Os indicadores econômicos coletados pelo governo mostram que o pior da crise do novo coronavírus já passou e que a recuperação econômica será mais rápida do que se pensava. Foi o que afirmou o presidente do Banco Central (BC), Roberto Campos Neto, no Correio Talks. Ele também reconheceu que ainda há pontos a serem melhorados no pacote federal de enfrentamento à covid-19, sobretudo no que diz respeito ao crédito.

“Parece que iniciamos uma recuperação. E a primeira parte dessa recuperação foi em V”, disse Campos Neto. O presidente do BC explicou que a economia brasileira bateu no fundo do poço em abril, o mês mais intenso do isolamento social no país. Mas, já começou a ensaiar uma retomada em maio e acelerou esse processo de recuperação em junho. “Pelos dados em tempo real, de energia, tráfego, arrecadação, volume de TEDs, conseguimos ver uma melhora em junho”, antecipou.

Diante disso, Campos Neto acredita que a retomada será mais rápida do que a da crise de 2008. E credita isso ao bom funcionamento do sistema financeiro na pandemia do novo coronavírus. “O setor financeiro é muito importante para alocar recursos de maneira eficiente”, observou.

__Registros extraídos__
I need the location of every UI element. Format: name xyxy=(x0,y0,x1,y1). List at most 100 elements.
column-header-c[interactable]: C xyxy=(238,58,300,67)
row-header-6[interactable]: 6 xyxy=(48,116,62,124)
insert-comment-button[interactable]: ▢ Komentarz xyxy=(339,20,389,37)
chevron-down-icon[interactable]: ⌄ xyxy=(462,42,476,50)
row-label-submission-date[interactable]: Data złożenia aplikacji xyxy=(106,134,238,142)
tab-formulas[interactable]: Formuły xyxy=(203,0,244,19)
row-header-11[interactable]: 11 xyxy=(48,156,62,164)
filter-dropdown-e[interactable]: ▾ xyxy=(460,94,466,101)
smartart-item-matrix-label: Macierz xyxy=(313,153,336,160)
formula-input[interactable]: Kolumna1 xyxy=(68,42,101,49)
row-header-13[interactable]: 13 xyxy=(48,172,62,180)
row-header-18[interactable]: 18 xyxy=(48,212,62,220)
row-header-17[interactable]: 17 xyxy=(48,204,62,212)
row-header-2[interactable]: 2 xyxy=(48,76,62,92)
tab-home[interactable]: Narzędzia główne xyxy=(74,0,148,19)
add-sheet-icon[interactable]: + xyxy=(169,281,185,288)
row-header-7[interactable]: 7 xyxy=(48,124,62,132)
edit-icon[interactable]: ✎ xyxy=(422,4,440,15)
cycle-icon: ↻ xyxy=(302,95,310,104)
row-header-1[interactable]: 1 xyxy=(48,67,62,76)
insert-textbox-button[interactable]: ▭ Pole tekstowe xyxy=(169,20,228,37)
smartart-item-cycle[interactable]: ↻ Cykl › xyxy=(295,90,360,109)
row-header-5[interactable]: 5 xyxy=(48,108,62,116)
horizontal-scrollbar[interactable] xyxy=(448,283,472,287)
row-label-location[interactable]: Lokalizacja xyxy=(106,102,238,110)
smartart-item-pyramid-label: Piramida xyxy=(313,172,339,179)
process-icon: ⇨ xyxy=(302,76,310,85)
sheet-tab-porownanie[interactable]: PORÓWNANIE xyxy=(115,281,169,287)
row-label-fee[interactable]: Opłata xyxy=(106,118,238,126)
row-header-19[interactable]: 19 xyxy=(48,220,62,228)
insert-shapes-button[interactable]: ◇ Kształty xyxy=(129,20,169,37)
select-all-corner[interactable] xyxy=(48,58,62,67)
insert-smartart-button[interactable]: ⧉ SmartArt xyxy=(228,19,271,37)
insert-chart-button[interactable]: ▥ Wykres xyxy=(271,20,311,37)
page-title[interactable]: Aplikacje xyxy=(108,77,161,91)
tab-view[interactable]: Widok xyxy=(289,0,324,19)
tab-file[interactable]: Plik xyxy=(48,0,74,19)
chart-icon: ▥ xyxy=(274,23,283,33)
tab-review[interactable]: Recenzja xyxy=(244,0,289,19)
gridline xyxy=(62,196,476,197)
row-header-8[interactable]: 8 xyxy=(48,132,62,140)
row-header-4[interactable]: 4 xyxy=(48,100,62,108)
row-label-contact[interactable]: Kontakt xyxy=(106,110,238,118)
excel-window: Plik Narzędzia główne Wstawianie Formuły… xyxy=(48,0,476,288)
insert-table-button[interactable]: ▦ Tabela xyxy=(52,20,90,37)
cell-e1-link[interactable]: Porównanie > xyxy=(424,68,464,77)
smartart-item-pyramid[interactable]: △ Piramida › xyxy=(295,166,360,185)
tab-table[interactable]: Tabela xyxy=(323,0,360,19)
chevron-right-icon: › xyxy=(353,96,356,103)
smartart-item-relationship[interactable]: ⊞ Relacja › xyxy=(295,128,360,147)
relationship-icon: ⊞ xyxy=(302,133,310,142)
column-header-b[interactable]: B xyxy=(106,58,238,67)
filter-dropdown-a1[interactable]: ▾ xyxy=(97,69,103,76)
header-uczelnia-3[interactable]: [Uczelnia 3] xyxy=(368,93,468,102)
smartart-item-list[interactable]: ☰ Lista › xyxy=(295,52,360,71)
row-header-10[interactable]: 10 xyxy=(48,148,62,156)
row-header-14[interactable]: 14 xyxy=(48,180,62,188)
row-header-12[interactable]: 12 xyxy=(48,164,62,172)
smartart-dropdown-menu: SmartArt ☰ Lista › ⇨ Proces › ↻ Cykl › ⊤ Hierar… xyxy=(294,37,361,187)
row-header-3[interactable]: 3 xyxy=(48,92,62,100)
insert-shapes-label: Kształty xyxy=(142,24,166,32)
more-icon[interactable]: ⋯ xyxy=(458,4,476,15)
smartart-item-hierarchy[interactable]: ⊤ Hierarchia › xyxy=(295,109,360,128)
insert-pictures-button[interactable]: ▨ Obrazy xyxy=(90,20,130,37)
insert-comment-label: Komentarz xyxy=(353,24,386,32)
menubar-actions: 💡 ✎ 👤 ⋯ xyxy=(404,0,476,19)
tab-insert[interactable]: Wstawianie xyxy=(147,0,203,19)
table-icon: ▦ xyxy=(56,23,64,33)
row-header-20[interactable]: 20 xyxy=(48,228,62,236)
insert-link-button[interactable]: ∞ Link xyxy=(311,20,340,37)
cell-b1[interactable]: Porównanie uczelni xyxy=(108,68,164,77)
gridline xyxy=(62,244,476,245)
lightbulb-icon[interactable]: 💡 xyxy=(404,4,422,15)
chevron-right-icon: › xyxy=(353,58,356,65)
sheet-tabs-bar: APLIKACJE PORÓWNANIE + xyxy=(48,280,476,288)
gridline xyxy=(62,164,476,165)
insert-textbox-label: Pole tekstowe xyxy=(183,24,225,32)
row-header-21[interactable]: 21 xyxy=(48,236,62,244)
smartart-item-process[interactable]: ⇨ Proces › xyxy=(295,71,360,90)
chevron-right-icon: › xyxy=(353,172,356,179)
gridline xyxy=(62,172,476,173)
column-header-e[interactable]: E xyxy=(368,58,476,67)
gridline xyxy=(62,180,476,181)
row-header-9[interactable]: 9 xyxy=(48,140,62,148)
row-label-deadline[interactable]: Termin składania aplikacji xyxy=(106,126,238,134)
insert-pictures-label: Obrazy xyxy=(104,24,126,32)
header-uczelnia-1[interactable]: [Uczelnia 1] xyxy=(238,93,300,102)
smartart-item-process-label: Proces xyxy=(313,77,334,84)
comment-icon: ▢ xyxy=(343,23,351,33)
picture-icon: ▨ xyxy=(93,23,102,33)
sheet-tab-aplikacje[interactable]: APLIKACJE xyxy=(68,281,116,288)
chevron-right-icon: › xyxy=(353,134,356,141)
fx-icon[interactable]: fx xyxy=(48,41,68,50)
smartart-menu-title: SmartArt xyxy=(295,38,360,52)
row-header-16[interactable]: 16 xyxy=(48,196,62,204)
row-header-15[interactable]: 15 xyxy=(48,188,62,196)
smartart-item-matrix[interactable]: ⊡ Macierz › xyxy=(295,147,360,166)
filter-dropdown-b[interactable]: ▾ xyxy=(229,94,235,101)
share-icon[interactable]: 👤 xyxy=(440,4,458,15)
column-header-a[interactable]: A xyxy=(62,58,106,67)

__Tarefa proposta__
Traduza para o inglês a seguinte frase do texto do exercício: "Diante disso, Campos Neto acredita que a retomada será mais rápida do que a da crise de 2008."

__Resolução do problema__
In light of this, Campos Neto believes that the recovery will be faster than the one following the 2008 crisis.